* **Given instruction**: Reproduce all the entries precisely.

* **Task data**:
────────────────────

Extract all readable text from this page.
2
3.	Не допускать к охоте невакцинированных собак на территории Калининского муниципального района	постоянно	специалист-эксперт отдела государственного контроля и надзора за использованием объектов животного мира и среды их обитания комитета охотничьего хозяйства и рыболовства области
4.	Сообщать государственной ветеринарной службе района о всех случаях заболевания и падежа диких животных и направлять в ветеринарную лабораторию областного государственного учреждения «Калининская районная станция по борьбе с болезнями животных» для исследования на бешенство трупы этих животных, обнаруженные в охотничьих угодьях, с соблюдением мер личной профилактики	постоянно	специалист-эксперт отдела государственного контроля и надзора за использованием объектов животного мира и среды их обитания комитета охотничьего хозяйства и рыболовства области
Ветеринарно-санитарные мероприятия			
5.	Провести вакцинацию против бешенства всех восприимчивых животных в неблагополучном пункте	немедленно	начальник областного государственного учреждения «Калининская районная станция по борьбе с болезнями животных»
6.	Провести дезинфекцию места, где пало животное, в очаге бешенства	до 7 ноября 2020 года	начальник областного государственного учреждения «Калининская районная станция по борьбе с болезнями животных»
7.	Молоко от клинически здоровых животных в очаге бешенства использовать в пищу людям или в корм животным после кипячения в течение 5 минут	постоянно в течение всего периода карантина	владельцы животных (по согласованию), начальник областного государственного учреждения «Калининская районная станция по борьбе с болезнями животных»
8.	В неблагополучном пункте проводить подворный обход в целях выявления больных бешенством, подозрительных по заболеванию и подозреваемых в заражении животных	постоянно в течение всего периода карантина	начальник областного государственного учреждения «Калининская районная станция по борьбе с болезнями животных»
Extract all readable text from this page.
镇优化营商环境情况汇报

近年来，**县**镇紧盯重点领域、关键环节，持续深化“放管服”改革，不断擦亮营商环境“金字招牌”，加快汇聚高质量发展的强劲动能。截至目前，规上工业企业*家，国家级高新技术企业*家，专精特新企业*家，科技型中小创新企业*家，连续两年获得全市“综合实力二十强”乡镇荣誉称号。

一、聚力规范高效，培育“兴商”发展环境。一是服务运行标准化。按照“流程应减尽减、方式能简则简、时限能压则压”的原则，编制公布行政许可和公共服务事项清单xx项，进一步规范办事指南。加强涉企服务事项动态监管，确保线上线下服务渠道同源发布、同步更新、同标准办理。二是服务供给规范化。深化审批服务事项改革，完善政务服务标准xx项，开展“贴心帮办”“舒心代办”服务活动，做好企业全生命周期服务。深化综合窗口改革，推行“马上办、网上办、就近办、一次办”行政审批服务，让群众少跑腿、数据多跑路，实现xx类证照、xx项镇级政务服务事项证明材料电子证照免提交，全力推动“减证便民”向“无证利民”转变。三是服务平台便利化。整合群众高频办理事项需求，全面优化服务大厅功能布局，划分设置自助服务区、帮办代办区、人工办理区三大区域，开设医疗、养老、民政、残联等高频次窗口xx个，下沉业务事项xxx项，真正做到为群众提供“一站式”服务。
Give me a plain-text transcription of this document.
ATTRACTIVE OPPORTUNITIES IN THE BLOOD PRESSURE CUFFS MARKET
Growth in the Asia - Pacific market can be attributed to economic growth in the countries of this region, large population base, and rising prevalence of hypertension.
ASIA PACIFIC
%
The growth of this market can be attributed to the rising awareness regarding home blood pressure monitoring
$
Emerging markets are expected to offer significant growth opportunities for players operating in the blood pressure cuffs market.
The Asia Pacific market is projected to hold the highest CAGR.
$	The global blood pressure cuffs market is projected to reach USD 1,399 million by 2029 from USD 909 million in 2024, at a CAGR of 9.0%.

────────────────────

* **Expected answer**:
Extract all readable text from this page.
2
3.	Не допускать к охоте невакцинированных собак на территории Калининского муниципального района	постоянно	специалист-эксперт отдела государственного контроля и надзора за использованием объектов животного мира и среды их обитания комитета охотничьего хозяйства и рыболовства области
4.	Сообщать государственной ветеринарной службе района о всех случаях заболевания и падежа диких животных и направлять в ветеринарную лабораторию областного государственного учреждения «Калининская районная станция по борьбе с болезнями животных» для исследования на бешенство трупы этих животных, обнаруженные в охотничьих угодьях, с соблюдением мер личной профилактики	постоянно	специалист-эксперт отдела государственного контроля и надзора за использованием объектов животного мира и среды их обитания комитета охотничьего хозяйства и рыболовства области
Ветеринарно-санитарные мероприятия			
5.	Провести вакцинацию против бешенства всех восприимчивых животных в неблагополучном пункте	немедленно	начальник областного государственного учреждения «Калининская районная станция по борьбе с болезнями животных»
6.	Провести дезинфекцию места, где пало животное, в очаге бешенства	до 7 ноября 2020 года	начальник областного государственного учреждения «Калининская районная станция по борьбе с болезнями животных»
7.	Молоко от клинически здоровых животных в очаге бешенства использовать в пищу людям или в корм животным после кипячения в течение 5 минут	постоянно в течение всего периода карантина	владельцы животных (по согласованию), начальник областного государственного учреждения «Калининская районная станция по борьбе с болезнями животных»
8.	В неблагополучном пункте проводить подворный обход в целях выявления больных бешенством, подозрительных по заболеванию и подозреваемых в заражении животных	постоянно в течение всего периода карантина	начальник областного государственного учреждения «Калининская районная станция по борьбе с болезнями животных»
Extract all readable text from this page.
镇优化营商环境情况汇报

近年来，**县**镇紧盯重点领域、关键环节，持续深化“放管服”改革，不断擦亮营商环境“金字招牌”，加快汇聚高质量发展的强劲动能。截至目前，规上工业企业*家，国家级高新技术企业*家，专精特新企业*家，科技型中小创新企业*家，连续两年获得全市“综合实力二十强”乡镇荣誉称号。

一、聚力规范高效，培育“兴商”发展环境。一是服务运行标准化。按照“流程应减尽减、方式能简则简、时限能压则压”的原则，编制公布行政许可和公共服务事项清单xx项，进一步规范办事指南。加强涉企服务事项动态监管，确保线上线下服务渠道同源发布、同步更新、同标准办理。二是服务供给规范化。深化审批服务事项改革，完善政务服务标准xx项，开展“贴心帮办”“舒心代办”服务活动，做好企业全生命周期服务。深化综合窗口改革，推行“马上办、网上办、就近办、一次办”行政审批服务，让群众少跑腿、数据多跑路，实现xx类证照、xx项镇级政务服务事项证明材料电子证照免提交，全力推动“减证便民”向“无证利民”转变。三是服务平台便利化。整合群众高频办理事项需求，全面优化服务大厅功能布局，划分设置自助服务区、帮办代办区、人工办理区三大区域，开设医疗、养老、民政、残联等高频次窗口xx个，下沉业务事项xxx项，真正做到为群众提供“一站式”服务。
Give me a plain-text transcription of this document.
ATTRACTIVE OPPORTUNITIES IN THE BLOOD PRESSURE CUFFS MARKET
Growth in the Asia - Pacific market can be attributed to economic growth in the countries of this region, large population base, and rising prevalence of hypertension.
ASIA PACIFIC
%
The growth of this market can be attributed to the rising awareness regarding home blood pressure monitoring
$
Emerging markets are expected to offer significant growth opportunities for players operating in the blood pressure cuffs market.
The Asia Pacific market is projected to hold the highest CAGR.
$	The global blood pressure cuffs market is projected to reach USD 1,399 million by 2029 from USD 909 million in 2024, at a CAGR of 9.0%.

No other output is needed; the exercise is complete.